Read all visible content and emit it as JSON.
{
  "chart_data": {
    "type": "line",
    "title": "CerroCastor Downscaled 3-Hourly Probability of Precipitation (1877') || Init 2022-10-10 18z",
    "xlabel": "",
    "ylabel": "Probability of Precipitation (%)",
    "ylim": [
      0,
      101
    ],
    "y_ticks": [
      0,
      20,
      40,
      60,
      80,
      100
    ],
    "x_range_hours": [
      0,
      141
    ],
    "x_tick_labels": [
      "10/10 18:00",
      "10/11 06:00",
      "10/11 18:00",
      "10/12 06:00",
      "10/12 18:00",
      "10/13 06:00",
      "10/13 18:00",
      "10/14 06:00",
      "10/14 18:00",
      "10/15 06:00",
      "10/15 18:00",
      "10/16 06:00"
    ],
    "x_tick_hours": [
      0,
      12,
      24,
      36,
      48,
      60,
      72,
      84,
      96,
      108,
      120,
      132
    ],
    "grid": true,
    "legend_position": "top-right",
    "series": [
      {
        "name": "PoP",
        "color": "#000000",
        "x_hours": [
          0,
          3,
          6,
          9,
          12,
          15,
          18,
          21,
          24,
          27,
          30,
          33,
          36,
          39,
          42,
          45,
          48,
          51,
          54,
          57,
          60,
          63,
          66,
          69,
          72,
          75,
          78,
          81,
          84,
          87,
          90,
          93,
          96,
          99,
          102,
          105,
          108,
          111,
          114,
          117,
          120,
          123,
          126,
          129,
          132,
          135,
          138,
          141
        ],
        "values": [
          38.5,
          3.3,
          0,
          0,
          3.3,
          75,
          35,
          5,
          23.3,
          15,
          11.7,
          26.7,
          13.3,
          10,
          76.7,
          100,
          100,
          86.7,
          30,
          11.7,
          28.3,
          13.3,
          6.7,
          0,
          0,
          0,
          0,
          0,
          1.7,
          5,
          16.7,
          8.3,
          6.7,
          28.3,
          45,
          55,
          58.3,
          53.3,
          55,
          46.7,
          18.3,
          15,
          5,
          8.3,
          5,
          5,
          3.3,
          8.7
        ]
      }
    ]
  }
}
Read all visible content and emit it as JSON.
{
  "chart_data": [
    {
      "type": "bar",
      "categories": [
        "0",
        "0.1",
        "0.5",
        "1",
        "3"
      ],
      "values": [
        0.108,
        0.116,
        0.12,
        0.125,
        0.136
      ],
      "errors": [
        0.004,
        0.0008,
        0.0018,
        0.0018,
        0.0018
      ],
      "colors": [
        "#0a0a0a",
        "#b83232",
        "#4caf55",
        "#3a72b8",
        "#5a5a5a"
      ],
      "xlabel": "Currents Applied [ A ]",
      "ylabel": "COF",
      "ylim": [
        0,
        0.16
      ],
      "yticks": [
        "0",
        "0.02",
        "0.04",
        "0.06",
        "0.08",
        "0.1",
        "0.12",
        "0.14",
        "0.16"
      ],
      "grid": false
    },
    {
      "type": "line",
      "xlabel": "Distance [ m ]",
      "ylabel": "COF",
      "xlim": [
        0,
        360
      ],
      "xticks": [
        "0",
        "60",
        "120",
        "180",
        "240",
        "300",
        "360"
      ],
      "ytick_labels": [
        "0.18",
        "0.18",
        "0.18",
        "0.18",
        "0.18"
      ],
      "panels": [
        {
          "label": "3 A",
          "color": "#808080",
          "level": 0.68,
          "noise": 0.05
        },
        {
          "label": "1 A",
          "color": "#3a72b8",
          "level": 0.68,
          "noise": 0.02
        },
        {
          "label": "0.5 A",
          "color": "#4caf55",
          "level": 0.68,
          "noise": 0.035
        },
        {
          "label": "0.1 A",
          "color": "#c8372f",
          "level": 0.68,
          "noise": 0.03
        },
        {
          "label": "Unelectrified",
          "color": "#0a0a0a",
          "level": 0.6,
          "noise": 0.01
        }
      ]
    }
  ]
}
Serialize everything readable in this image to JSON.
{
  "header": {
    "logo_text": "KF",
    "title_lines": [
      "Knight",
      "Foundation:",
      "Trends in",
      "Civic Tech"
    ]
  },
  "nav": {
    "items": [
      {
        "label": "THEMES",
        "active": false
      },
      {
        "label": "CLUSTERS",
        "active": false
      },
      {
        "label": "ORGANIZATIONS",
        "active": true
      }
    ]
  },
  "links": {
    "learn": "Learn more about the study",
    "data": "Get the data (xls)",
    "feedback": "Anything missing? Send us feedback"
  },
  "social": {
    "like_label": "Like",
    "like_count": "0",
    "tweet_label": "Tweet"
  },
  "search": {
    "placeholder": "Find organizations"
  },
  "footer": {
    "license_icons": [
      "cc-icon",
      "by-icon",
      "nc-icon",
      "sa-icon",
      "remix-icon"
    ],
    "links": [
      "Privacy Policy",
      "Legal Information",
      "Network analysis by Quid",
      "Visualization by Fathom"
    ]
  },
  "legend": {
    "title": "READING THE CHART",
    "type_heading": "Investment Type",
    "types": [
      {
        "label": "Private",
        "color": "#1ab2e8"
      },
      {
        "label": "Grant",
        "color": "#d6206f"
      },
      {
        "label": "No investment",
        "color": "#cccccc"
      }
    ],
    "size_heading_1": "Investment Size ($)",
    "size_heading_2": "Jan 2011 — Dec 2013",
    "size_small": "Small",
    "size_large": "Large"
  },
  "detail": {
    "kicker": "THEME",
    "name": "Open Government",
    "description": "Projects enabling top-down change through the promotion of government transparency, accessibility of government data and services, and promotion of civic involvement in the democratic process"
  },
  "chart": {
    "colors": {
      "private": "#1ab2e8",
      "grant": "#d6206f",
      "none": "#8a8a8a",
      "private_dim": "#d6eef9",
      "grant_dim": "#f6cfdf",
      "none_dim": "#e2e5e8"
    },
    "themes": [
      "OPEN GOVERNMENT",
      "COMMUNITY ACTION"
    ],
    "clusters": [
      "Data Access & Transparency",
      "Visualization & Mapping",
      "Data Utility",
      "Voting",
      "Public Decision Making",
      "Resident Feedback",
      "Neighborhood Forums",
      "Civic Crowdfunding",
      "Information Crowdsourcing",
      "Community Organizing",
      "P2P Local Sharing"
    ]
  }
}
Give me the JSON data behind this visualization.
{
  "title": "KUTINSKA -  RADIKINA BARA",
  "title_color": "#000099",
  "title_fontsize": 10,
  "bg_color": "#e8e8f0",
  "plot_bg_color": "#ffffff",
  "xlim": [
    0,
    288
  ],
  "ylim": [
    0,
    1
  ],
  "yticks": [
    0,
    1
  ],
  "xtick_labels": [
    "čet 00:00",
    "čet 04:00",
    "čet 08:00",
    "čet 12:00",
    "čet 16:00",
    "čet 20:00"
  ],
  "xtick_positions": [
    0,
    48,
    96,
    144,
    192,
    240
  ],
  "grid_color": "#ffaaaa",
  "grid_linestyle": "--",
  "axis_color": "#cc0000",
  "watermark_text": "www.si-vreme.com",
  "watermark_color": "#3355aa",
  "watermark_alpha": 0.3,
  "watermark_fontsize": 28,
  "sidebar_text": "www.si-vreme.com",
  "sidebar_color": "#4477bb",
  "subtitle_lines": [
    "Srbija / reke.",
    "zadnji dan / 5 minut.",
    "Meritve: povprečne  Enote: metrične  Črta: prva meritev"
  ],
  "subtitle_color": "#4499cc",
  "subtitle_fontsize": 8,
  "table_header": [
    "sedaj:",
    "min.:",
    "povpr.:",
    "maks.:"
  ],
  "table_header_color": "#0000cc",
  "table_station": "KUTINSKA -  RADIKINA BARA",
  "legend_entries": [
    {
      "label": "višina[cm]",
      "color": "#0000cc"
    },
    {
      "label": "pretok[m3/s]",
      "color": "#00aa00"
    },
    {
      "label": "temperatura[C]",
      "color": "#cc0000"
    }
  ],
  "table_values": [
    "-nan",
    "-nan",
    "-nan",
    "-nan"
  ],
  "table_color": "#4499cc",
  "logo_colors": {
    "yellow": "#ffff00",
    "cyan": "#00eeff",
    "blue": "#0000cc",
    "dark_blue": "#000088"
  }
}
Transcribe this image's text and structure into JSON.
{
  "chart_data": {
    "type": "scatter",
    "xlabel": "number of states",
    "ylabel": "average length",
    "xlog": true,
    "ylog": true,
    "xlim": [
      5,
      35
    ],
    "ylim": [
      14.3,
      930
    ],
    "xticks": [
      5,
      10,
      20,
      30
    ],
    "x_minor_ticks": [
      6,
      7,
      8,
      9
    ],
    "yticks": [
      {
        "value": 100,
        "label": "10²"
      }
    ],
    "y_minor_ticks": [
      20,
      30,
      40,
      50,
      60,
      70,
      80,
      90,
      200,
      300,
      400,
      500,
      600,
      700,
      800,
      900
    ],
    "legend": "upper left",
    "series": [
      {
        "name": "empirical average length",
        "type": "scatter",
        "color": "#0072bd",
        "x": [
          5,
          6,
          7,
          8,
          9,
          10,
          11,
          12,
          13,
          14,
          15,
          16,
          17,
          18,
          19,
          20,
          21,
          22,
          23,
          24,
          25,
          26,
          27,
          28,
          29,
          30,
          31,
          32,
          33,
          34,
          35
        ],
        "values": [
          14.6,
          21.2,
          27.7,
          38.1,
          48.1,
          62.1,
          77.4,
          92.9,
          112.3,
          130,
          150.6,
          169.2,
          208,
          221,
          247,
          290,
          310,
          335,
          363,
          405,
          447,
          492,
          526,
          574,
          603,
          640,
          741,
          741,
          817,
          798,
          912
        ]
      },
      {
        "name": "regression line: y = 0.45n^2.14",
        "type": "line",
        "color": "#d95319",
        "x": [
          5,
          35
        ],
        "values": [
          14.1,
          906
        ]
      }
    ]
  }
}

**Set exercise**
Copy out each line in the listing that has the word "length".

**The solution**
    "ylabel": "average length",
        "name": "empirical average length",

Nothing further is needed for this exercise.